►

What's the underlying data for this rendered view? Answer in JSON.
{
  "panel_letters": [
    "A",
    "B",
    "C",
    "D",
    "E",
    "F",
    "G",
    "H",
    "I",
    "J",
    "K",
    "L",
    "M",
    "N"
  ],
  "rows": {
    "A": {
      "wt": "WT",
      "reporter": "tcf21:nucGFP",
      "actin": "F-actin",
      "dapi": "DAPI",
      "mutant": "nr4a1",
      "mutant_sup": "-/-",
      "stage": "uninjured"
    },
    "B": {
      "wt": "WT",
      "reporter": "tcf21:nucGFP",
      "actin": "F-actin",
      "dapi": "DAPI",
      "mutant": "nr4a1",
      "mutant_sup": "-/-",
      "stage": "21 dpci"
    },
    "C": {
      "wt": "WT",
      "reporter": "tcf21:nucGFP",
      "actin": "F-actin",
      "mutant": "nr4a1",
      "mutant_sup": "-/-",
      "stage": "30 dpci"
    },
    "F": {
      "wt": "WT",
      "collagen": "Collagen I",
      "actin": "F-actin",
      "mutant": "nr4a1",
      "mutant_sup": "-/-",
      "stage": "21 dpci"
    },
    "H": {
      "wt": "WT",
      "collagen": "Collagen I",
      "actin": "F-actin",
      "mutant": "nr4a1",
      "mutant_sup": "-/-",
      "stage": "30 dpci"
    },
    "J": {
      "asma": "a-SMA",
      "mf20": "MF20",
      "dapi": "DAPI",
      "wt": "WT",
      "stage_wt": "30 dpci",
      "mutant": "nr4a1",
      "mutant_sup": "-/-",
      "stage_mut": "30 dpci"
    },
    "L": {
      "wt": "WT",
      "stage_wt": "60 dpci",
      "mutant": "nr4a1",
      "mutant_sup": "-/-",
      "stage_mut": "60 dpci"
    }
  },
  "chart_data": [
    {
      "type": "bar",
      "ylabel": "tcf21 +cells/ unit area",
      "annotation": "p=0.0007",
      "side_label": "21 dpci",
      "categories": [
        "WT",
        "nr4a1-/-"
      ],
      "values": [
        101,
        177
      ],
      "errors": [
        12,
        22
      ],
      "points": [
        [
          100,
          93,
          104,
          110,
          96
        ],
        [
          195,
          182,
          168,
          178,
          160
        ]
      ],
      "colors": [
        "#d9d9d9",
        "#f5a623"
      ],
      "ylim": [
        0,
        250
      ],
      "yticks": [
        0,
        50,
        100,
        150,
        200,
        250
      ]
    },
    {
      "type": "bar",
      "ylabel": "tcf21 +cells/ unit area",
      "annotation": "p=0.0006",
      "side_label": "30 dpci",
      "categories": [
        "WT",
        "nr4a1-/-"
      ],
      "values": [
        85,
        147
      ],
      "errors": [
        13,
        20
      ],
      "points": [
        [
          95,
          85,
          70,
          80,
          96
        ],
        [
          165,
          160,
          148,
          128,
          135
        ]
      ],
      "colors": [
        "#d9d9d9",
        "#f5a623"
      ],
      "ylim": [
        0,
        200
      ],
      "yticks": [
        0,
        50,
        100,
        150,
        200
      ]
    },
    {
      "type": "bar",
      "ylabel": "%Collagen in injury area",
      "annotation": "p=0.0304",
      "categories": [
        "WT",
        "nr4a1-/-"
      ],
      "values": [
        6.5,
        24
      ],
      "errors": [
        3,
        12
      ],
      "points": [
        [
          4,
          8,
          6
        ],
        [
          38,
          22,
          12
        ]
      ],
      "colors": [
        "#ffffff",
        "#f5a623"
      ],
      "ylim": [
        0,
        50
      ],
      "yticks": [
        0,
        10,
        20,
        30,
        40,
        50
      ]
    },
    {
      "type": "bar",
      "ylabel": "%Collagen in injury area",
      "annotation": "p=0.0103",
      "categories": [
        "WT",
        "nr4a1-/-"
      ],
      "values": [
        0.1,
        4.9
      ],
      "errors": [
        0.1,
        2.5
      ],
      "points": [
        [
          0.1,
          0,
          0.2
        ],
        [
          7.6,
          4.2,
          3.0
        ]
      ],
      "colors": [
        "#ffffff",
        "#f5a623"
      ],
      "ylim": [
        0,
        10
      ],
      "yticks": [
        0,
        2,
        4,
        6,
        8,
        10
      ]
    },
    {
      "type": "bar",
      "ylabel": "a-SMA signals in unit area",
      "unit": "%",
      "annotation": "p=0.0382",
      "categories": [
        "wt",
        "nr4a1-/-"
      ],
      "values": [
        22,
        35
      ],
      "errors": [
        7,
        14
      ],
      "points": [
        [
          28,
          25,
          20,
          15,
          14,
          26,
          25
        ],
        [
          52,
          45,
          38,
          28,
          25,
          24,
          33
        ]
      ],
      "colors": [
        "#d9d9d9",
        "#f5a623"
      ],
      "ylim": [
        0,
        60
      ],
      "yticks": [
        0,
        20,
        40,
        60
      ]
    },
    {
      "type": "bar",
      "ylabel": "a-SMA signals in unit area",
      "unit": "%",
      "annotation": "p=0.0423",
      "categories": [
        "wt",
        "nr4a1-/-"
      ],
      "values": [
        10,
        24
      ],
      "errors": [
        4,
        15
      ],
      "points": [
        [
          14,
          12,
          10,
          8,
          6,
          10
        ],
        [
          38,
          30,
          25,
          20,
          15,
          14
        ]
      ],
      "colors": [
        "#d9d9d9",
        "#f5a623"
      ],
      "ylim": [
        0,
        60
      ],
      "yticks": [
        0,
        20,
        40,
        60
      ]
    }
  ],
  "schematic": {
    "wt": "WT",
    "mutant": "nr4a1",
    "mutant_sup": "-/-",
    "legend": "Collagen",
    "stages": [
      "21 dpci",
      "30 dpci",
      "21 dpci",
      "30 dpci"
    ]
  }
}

◄

Exercise instructions - Transcribe every entry verbatim.

Finished exercise -
What's the underlying data for this rendered view? Answer in JSON.
{
  "panel_letters": [
    "A",
    "B",
    "C",
    "D",
    "E",
    "F",
    "G",
    "H",
    "I",
    "J",
    "K",
    "L",
    "M",
    "N"
  ],
  "rows": {
    "A": {
      "wt": "WT",
      "reporter": "tcf21:nucGFP",
      "actin": "F-actin",
      "dapi": "DAPI",
      "mutant": "nr4a1",
      "mutant_sup": "-/-",
      "stage": "uninjured"
    },
    "B": {
      "wt": "WT",
      "reporter": "tcf21:nucGFP",
      "actin": "F-actin",
      "dapi": "DAPI",
      "mutant": "nr4a1",
      "mutant_sup": "-/-",
      "stage": "21 dpci"
    },
    "C": {
      "wt": "WT",
      "reporter": "tcf21:nucGFP",
      "actin": "F-actin",
      "mutant": "nr4a1",
      "mutant_sup": "-/-",
      "stage": "30 dpci"
    },
    "F": {
      "wt": "WT",
      "collagen": "Collagen I",
      "actin": "F-actin",
      "mutant": "nr4a1",
      "mutant_sup": "-/-",
      "stage": "21 dpci"
    },
    "H": {
      "wt": "WT",
      "collagen": "Collagen I",
      "actin": "F-actin",
      "mutant": "nr4a1",
      "mutant_sup": "-/-",
      "stage": "30 dpci"
    },
    "J": {
      "asma": "a-SMA",
      "mf20": "MF20",
      "dapi": "DAPI",
      "wt": "WT",
      "stage_wt": "30 dpci",
      "mutant": "nr4a1",
      "mutant_sup": "-/-",
      "stage_mut": "30 dpci"
    },
    "L": {
      "wt": "WT",
      "stage_wt": "60 dpci",
      "mutant": "nr4a1",
      "mutant_sup": "-/-",
      "stage_mut": "60 dpci"
    }
  },
  "chart_data": [
    {
      "type": "bar",
      "ylabel": "tcf21 +cells/ unit area",
      "annotation": "p=0.0007",
      "side_label": "21 dpci",
      "categories": [
        "WT",
        "nr4a1-/-"
      ],
      "values": [
        101,
        177
      ],
      "errors": [
        12,
        22
      ],
      "points": [
        [
          100,
          93,
          104,
          110,
          96
        ],
        [
          195,
          182,
          168,
          178,
          160
        ]
      ],
      "colors": [
        "#d9d9d9",
        "#f5a623"
      ],
      "ylim": [
        0,
        250
      ],
      "yticks": [
        0,
        50,
        100,
        150,
        200,
        250
      ]
    },
    {
      "type": "bar",
      "ylabel": "tcf21 +cells/ unit area",
      "annotation": "p=0.0006",
      "side_label": "30 dpci",
      "categories": [
        "WT",
        "nr4a1-/-"
      ],
      "values": [
        85,
        147
      ],
      "errors": [
        13,
        20
      ],
      "points": [
        [
          95,
          85,
          70,
          80,
          96
        ],
        [
          165,
          160,
          148,
          128,
          135
        ]
      ],
      "colors": [
        "#d9d9d9",
        "#f5a623"
      ],
      "ylim": [
        0,
        200
      ],
      "yticks": [
        0,
        50,
        100,
        150,
        200
      ]
    },
    {
      "type": "bar",
      "ylabel": "%Collagen in injury area",
      "annotation": "p=0.0304",
      "categories": [
        "WT",
        "nr4a1-/-"
      ],
      "values": [
        6.5,
        24
      ],
      "errors": [
        3,
        12
      ],
      "points": [
        [
          4,
          8,
          6
        ],
        [
          38,
          22,
          12
        ]
      ],
      "colors": [
        "#ffffff",
        "#f5a623"
      ],
      "ylim": [
        0,
        50
      ],
      "yticks": [
        0,
        10,
        20,
        30,
        40,
        50
      ]
    },
    {
      "type": "bar",
      "ylabel": "%Collagen in injury area",
      "annotation": "p=0.0103",
      "categories": [
        "WT",
        "nr4a1-/-"
      ],
      "values": [
        0.1,
        4.9
      ],
      "errors": [
        0.1,
        2.5
      ],
      "points": [
        [
          0.1,
          0,
          0.2
        ],
        [
          7.6,
          4.2,
          3.0
        ]
      ],
      "colors": [
        "#ffffff",
        "#f5a623"
      ],
      "ylim": [
        0,
        10
      ],
      "yticks": [
        0,
        2,
        4,
        6,
        8,
        10
      ]
    },
    {
      "type": "bar",
      "ylabel": "a-SMA signals in unit area",
      "unit": "%",
      "annotation": "p=0.0382",
      "categories": [
        "wt",
        "nr4a1-/-"
      ],
      "values": [
        22,
        35
      ],
      "errors": [
        7,
        14
      ],
      "points": [
        [
          28,
          25,
          20,
          15,
          14,
          26,
          25
        ],
        [
          52,
          45,
          38,
          28,
          25,
          24,
          33
        ]
      ],
      "colors": [
        "#d9d9d9",
        "#f5a623"
      ],
      "ylim": [
        0,
        60
      ],
      "yticks": [
        0,
        20,
        40,
        60
      ]
    },
    {
      "type": "bar",
      "ylabel": "a-SMA signals in unit area",
      "unit": "%",
      "annotation": "p=0.0423",
      "categories": [
        "wt",
        "nr4a1-/-"
      ],
      "values": [
        10,
        24
      ],
      "errors": [
        4,
        15
      ],
      "points": [
        [
          14,
          12,
          10,
          8,
          6,
          10
        ],
        [
          38,
          30,
          25,
          20,
          15,
          14
        ]
      ],
      "colors": [
        "#d9d9d9",
        "#f5a623"
      ],
      "ylim": [
        0,
        60
      ],
      "yticks": [
        0,
        20,
        40,
        60
      ]
    }
  ],
  "schematic": {
    "wt": "WT",
    "mutant": "nr4a1",
    "mutant_sup": "-/-",
    "legend": "Collagen",
    "stages": [
      "21 dpci",
      "30 dpci",
      "21 dpci",
      "30 dpci"
    ]
  }
}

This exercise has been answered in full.